======== Page text ========

60% of TS people are forced into prostitution by the lack of services and the opprobrium they face. Usually at age 14-16. About 80% die before age 25. Call it half of the total.

Those born between 1965 and 1995 are affected by Raymond's report. Call it 300,000. Half die as the result - 150,000. I rounded the figures down by a factor of 3, and didn't include the suicides and homicides of those not forced into prostitution. I also discounted the upper estimate of Conway et al by a factor of 6, to be in accordance with measured surgical numbers.

You end up with a very conservative number of 50,000. It's probably at least double that. It's possible it could be a lot higher.

A figure of 100,000 over the last 30 years, about 3,000 a year, is low compared with the anecdotal evidence, but we'll go with half that to be safe. The homicide rate, and many times greater suicide rate, are almost lost in the noise, perhaps 1,000 a year, not all of which can be attributable in any way to Raymond's report. A substantial proportion are though, as the cost of surgery is the real killer. Literally.

Indirect attribution can be given to the societal attitude fostered by the report. If Transsexuality had been treated as just another congenital anomaly, then it's unlikely so many would die prematurely from other causes - such as exposure and malnutrition - due to lack of employment. While this phenomenon is real, it's unquantifiable, so has been omitted or subsumed in other areas.

The main causes of death in those doing sex work would include STDs, alcohol and drug overdose, hepatitis, cirrhosis, suicide, and violence not counted as a "hate crime" - just another whore found dead somewhere.

Suicide would only be the highest cause of death in those not doing survival sex work. Most of those would be due to being unable to afford treatment.

Oh yes, I also excluded the effect on those older than 16 when the Raymond report was released. The situation even before then wasn't ideal, though far better than today, with most surgical costs being covered by insurance or state assistance, compared with <10% today. Because the vast majority of deaths are amongst teen prostitutes, this is a reasonable omission.

Zoe Brain said...

So many factors omitted in my simplistic analysis - the higher birthrate amongst lower socioeconomic groups, the greater likelihood of parental rejection in those groups, the changing demographic profile of the US population, the delays and hysteresis in implementing the Raymond recommendations, the improvement over the last 5 years... only the last two would diminish the numbers.

Lloyd Flack said...

Remember the paper claiming a huge number of deaths in Iraq as a result of the invasion. The analysis there was in fact quite a valid one. It was the data collection that was what went wrong.

Here everything depends on the data collection being done properly. And people need to know that it was done properly before they can trust the results.

======== Extracted material ========

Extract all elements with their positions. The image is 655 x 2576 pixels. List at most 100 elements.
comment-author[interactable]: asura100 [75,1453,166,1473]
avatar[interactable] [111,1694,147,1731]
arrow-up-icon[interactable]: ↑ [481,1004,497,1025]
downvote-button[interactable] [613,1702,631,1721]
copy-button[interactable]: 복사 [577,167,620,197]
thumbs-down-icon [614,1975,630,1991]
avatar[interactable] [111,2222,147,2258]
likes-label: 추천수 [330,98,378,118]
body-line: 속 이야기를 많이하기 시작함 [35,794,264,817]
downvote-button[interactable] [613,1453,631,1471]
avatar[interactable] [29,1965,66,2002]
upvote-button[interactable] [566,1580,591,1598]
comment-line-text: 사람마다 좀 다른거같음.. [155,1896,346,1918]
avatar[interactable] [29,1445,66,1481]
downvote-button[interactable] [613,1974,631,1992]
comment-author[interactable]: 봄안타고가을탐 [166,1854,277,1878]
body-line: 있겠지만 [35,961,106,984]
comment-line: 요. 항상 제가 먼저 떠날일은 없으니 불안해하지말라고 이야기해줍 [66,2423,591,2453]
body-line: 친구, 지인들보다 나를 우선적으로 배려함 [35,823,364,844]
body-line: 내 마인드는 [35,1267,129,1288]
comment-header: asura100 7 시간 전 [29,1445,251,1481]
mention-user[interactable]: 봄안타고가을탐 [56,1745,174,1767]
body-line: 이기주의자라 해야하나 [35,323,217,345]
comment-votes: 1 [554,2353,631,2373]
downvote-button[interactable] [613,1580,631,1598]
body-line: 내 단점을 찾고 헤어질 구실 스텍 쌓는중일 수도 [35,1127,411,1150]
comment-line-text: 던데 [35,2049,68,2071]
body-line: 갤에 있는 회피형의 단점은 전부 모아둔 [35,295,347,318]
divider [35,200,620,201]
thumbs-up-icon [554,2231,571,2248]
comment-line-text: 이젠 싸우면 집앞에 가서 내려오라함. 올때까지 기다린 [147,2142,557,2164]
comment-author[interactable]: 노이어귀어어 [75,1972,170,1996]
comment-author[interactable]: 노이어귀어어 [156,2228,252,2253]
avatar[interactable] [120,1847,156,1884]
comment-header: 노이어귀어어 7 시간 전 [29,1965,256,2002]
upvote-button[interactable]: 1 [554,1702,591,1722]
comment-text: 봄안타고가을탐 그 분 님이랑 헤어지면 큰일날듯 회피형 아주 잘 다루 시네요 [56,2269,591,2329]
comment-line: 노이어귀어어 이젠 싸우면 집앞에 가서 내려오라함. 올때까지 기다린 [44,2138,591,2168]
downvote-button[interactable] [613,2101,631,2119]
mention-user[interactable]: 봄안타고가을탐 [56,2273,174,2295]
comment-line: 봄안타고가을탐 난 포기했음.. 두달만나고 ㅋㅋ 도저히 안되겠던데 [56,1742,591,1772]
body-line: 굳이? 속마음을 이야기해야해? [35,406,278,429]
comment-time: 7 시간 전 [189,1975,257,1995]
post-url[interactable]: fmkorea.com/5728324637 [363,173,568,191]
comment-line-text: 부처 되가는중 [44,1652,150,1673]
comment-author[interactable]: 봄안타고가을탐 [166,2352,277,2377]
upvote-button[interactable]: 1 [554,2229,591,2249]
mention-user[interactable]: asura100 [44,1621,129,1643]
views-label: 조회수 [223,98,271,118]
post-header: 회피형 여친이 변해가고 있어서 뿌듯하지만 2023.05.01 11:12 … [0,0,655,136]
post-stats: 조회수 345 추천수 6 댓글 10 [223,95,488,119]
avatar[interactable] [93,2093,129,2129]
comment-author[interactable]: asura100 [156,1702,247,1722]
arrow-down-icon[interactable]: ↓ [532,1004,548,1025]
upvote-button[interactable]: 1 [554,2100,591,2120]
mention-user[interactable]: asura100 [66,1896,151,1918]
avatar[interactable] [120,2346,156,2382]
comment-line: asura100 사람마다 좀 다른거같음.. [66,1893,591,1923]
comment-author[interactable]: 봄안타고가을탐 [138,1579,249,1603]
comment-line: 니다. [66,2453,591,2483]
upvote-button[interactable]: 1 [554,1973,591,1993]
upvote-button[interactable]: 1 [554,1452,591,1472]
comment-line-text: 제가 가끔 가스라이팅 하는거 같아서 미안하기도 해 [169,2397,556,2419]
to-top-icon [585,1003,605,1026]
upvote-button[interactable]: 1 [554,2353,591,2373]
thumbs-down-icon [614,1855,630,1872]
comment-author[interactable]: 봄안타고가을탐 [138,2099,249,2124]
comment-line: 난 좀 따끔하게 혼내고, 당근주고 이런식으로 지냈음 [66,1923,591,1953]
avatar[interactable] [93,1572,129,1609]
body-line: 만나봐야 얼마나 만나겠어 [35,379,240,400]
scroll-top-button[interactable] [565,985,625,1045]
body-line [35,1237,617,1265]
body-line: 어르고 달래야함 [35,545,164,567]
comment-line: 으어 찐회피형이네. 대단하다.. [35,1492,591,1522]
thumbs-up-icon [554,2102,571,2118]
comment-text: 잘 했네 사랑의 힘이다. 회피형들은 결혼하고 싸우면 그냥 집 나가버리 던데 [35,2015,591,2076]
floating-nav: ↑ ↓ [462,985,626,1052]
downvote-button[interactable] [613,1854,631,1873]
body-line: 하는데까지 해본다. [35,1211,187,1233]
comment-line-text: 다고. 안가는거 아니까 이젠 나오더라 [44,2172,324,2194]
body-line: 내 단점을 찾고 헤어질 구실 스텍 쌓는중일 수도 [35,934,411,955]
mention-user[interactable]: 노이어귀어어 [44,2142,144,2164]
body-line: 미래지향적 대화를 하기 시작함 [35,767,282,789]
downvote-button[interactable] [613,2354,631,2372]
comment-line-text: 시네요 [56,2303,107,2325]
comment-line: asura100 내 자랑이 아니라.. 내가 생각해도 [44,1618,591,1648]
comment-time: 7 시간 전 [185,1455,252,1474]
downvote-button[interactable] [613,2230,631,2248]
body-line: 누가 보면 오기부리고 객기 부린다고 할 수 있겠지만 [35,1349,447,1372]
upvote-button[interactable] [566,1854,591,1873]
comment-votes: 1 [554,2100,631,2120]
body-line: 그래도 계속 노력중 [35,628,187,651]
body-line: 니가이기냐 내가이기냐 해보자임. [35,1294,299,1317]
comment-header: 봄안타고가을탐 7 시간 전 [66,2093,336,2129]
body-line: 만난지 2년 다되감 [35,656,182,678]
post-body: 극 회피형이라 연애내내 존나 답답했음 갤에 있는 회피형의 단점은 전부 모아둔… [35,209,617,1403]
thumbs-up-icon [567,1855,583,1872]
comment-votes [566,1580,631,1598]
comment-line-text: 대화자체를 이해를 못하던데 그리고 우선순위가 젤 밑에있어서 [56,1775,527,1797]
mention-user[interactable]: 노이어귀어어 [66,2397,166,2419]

========

*Tasks to complete*
(1) Please write out part of the Raymond report discussion, beginning at the words "A figure of" and stopping after the words "in other areas.".
(2) In the Raymond report discussion, what share of surgical costs is covered by insurance or state assistance today?
(3) Carry on the Raymond report discussion from its last sentence.
The data come from a separate source, unrelated to the Raymond report discussion.

*Solved problems*
(1)
A figure of 100,000 over the last 30 years, about 3,000 a year, is low compared with the anecdotal evidence, but we'll go with half that to be safe. The homicide rate, and many times greater suicide rate, are almost lost in the noise, perhaps 1,000 a year, not all of which can be attributable in any way to Raymond's report. A substantial proportion are though, as the cost of surgery is the real killer. Literally.

Indirect attribution can be given to the societal attitude fostered by the report. If Transsexuality had been treated as just another congenital anomaly, then it's unlikely so many would die prematurely from other causes - such as exposure and malnutrition - due to lack of employment. While this phenomenon is real, it's unquantifiable, so has been omitted or subsumed in other areas.

(2) Less than 10%.

(3)
Since you are claiming a very high level of violence against transsexuals and very high levels of other causes of mortality not surprisingly people tend to be sceptical. This is something outside their experience. Remember people were sceptical about the Final Solution too.

To convince outsiders you need studies by trusted, as close to impartial as possible, researchers. You need studies by those without links to the transsexual community of a sort that could be seen as biasing them. Of course there will be those who you cannot convince no matter what. But there are more who can be convinced. You need the involvment of epidemiologists, sociologists and criminologists. They are the ones who will give you and supporters the means to convince those who doubt you.

Studies originating within the transsexual community will not be sufficient. Sometimes they can be useful but when using them you have to go into a lot of detail to justify their conclusions. You need results that come from studies by people with established reputations. They need to be ones whose reputation puts sceptics on the defensive. That is you need to be able to use arguments from authority. Often you do ot have the opportunity to do more.

Carolyn Ann said...

Zoe, while your numbers and suppositions make sense within their realm, they are not proven. You make a good number of vague assumptions. For instance: How many TS's enter prostitution? And at what age? The actual suicide rate within the TS community, and can the suicide be ascribed to the victim's transsexuality? (I know of at least one case where such an assumption would be woefully wrong: mine.) You also do not consider that some unknown number of TS's simply muddle through as best they can.

As an example of why I think your scale is wrong: according to Wikipedia, admittedly not the most authoritative source, there were 3,437 lynchings between 1882 and 1968. That's certainly far too low a number, but it's unknowable exactly how many blacks were lynched.

For the violence, either self-inflicted, or caused by others, against transgendered individuals, to reach the magnitude you propose, you would literally need a concerted effort from far too many groups. Including official ones. The magnitude of difference between the number of lynchings and your casual calculations has some staggering implications - ones that should have caused you to pause and wonder. Heck, the number itself, along with your assertion that it could be up to ten times higher should have made you pause!

You also assert that Mary Daly and Janice Raymond are responsible for *all* those deaths. And that those two are responsible for the prevailing animosity toward the transgendered. Are they really so powerful? Or did they simply reflect a contemporary attitude? You make it sound like America is on the path toward some perverted transgender-forcussed Fascism!

Many anti-trans Evangelicals wouldn't care for Ms Daly or Ms Raymond, and yet they hold transphobic opinions. You failed to take that into account, as well. You also didn't think of the "Matthew Shepherd" affect. Violence on the scale you suggest would cause entire communities to wonder what they were doing wrong.

Any estimates on the number of prostitutes, male, female and transgendered, in the US? By your argument the number of transgendered prostitutes shouldn't be proportional to the overall number of prostitutes. I'd be interested in seeing such a comparison.

I know from your previous writings that you are not particularly fond of America - it's possible to argue that you're "somewhat" anti-American - but please give credit to a society that embraces such extremism as Mary Daly's, the Reverend Phelps' and others, without the actual murders and beatings taking place. It's had its ups and downs, but to accuse two women who reflected extreme positions (they didn't derive them) of being responsible for 50,000 to 500,000 deaths? Isn't that a bit extreme of you?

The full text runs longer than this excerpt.